■ Work to complete: Convert each line of the material below into a Markdown table with two columns, Row and Line, numbering the rows in order and skipping blank lines. Leave the pictures out.

■ Data provided:

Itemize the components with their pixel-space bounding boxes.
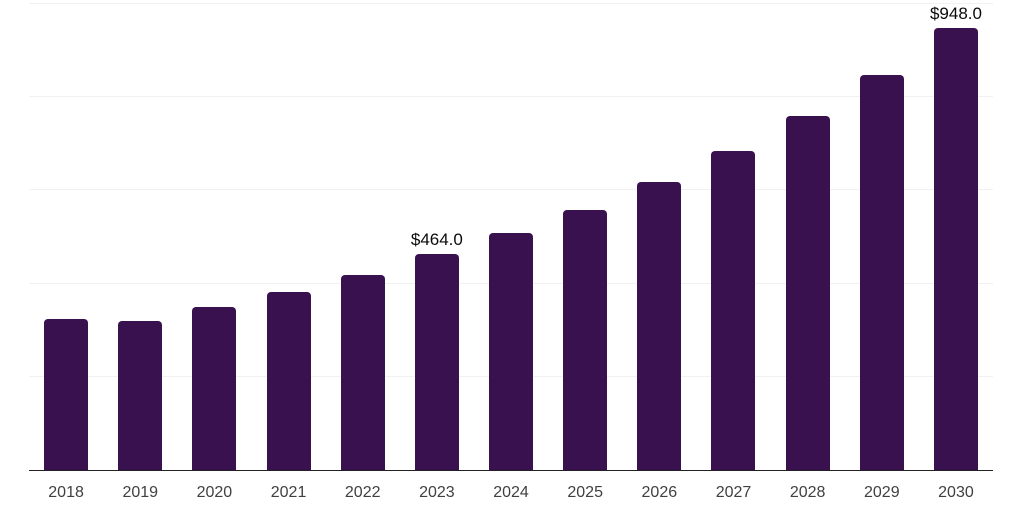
x-tick-2025: 2025 bbox=[567, 484, 603, 501]
x-tick-2026: 2026 bbox=[641, 484, 678, 501]
bar-slot-2022 bbox=[326, 4, 400, 470]
bar-2030 bbox=[933, 28, 978, 470]
gridline-600 bbox=[29, 189, 993, 191]
bars-container: $464.0 $948.0 bbox=[29, 4, 993, 470]
bar-2024 bbox=[489, 233, 534, 470]
bar-2021 bbox=[266, 291, 311, 470]
bar-value-label-2023: $464.0 bbox=[410, 229, 463, 249]
x-axis-line bbox=[29, 470, 993, 471]
x-tick-2018: 2018 bbox=[48, 484, 84, 501]
plot-area: $464.0 $948.0 bbox=[29, 3, 993, 470]
bar-slot-2026 bbox=[622, 4, 696, 470]
bar-slot-2023: $464.0 bbox=[400, 4, 474, 470]
x-tick-2021: 2021 bbox=[270, 484, 307, 501]
bar-2020 bbox=[192, 307, 237, 470]
x-tick-2022: 2022 bbox=[344, 484, 381, 501]
bar-2018 bbox=[44, 319, 89, 470]
bar-2022 bbox=[340, 274, 385, 470]
gridline-1000 bbox=[29, 3, 993, 4]
bar-slot-2030: $948.0 bbox=[919, 4, 993, 470]
bar-2019 bbox=[118, 320, 163, 470]
x-tick-2023: 2023 bbox=[419, 484, 455, 501]
bar-slot-2027 bbox=[696, 4, 770, 470]
bar-2026 bbox=[637, 182, 682, 470]
bar-2023 bbox=[414, 253, 459, 470]
bar-slot-2020 bbox=[177, 4, 251, 470]
bar-2027 bbox=[711, 151, 756, 470]
x-axis-labels: 2018 2019 2020 2021 2022 2023 2024 2025 2026 2027… bbox=[29, 484, 993, 502]
x-tick-2030: 2030 bbox=[938, 484, 974, 501]
bar-slot-2028 bbox=[771, 4, 845, 470]
x-tick-2027: 2027 bbox=[715, 484, 752, 501]
bar-2029 bbox=[859, 74, 904, 470]
bar-slot-2024 bbox=[474, 4, 548, 470]
gridline-800 bbox=[29, 96, 993, 98]
bar-slot-2018 bbox=[29, 4, 103, 470]
x-tick-2024: 2024 bbox=[493, 484, 529, 501]
bar-slot-2025 bbox=[548, 4, 622, 470]
bar-slot-2021 bbox=[251, 4, 325, 470]
x-tick-2028: 2028 bbox=[789, 484, 826, 501]
x-tick-2019: 2019 bbox=[122, 484, 159, 501]
bar-slot-2029 bbox=[845, 4, 919, 470]
x-tick-2020: 2020 bbox=[196, 484, 233, 501]
bar-2025 bbox=[563, 209, 608, 470]
bar-2028 bbox=[785, 116, 830, 470]
x-tick-2029: 2029 bbox=[864, 484, 900, 501]
bar-value-label-2030: $948.0 bbox=[929, 4, 982, 24]
bar-slot-2019 bbox=[103, 4, 177, 470]
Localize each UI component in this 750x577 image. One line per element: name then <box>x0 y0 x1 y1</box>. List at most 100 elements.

■ Worked answer:
| Row | Line |
|---|---|
| 1 | Itemize the components with their pixel-space bounding boxes. |
| 2 | x-tick-2025: 2025 bbox=[567, 484, 603, 501] |
| 3 | x-tick-2026: 2026 bbox=[641, 484, 678, 501] |
| 4 | bar-slot-2022 bbox=[326, 4, 400, 470] |
| 5 | bar-2030 bbox=[933, 28, 978, 470] |
| 6 | gridline-600 bbox=[29, 189, 993, 191] |
| 7 | bars-container: $464.0 $948.0 bbox=[29, 4, 993, 470] |
| 8 | bar-2024 bbox=[489, 233, 534, 470] |
| 9 | bar-2021 bbox=[266, 291, 311, 470] |
| 10 | bar-value-label-2023: $464.0 bbox=[410, 229, 463, 249] |
| 11 | x-axis-line bbox=[29, 470, 993, 471] |
| 12 | x-tick-2018: 2018 bbox=[48, 484, 84, 501] |
| 13 | plot-area: $464.0 $948.0 bbox=[29, 3, 993, 470] |
| 14 | bar-slot-2026 bbox=[622, 4, 696, 470] |
| 15 | bar-slot-2023: $464.0 bbox=[400, 4, 474, 470] |
| 16 | x-tick-2021: 2021 bbox=[270, 484, 307, 501] |
| 17 | bar-2020 bbox=[192, 307, 237, 470] |
| 18 | x-tick-2022: 2022 bbox=[344, 484, 381, 501] |
| 19 | bar-2018 bbox=[44, 319, 89, 470] |
| 20 | bar-2022 bbox=[340, 274, 385, 470] |
| 21 | gridline-1000 bbox=[29, 3, 993, 4] |
| 22 | bar-slot-2030: $948.0 bbox=[919, 4, 993, 470] |
| 23 | bar-2019 bbox=[118, 320, 163, 470] |
| 24 | x-tick-2023: 2023 bbox=[419, 484, 455, 501] |
| 25 | bar-slot-2027 bbox=[696, 4, 770, 470] |
| 26 | bar-2026 bbox=[637, 182, 682, 470] |
| 27 | bar-2023 bbox=[414, 253, 459, 470] |
| 28 | bar-slot-2020 bbox=[177, 4, 251, 470] |
| 29 | bar-2027 bbox=[711, 151, 756, 470] |
| 30 | x-axis-labels: 2018 2019 2020 2021 2022 2023 2024 2025 2026 2027… bbox=[29, 484, 993, 502] |
| 31 | x-tick-2030: 2030 bbox=[938, 484, 974, 501] |
| 32 | bar-slot-2028 bbox=[771, 4, 845, 470] |
| 33 | x-tick-2027: 2027 bbox=[715, 484, 752, 501] |
| 34 | bar-2029 bbox=[859, 74, 904, 470] |
| 35 | bar-slot-2024 bbox=[474, 4, 548, 470] |
| 36 | gridline-800 bbox=[29, 96, 993, 98] |
| 37 | bar-slot-2018 bbox=[29, 4, 103, 470] |
| 38 | x-tick-2024: 2024 bbox=[493, 484, 529, 501] |
| 39 | bar-slot-2025 bbox=[548, 4, 622, 470] |
| 40 | bar-slot-2021 bbox=[251, 4, 325, 470] |
| 41 | x-tick-2028: 2028 bbox=[789, 484, 826, 501] |
| 42 | x-tick-2019: 2019 bbox=[122, 484, 159, 501] |
| 43 | bar-slot-2029 bbox=[845, 4, 919, 470] |
| 44 | x-tick-2020: 2020 bbox=[196, 484, 233, 501] |
| 45 | bar-2025 bbox=[563, 209, 608, 470] |
| 46 | bar-2028 bbox=[785, 116, 830, 470] |
| 47 | x-tick-2029: 2029 bbox=[864, 484, 900, 501] |
| 48 | bar-value-label-2030: $948.0 bbox=[929, 4, 982, 24] |
| 49 | bar-slot-2019 bbox=[103, 4, 177, 470] |
| 50 | Localize each UI component in this 750x577 image. One line per element: name then <box>x0 y0 x1 y1</box>. List at most 100 elements. |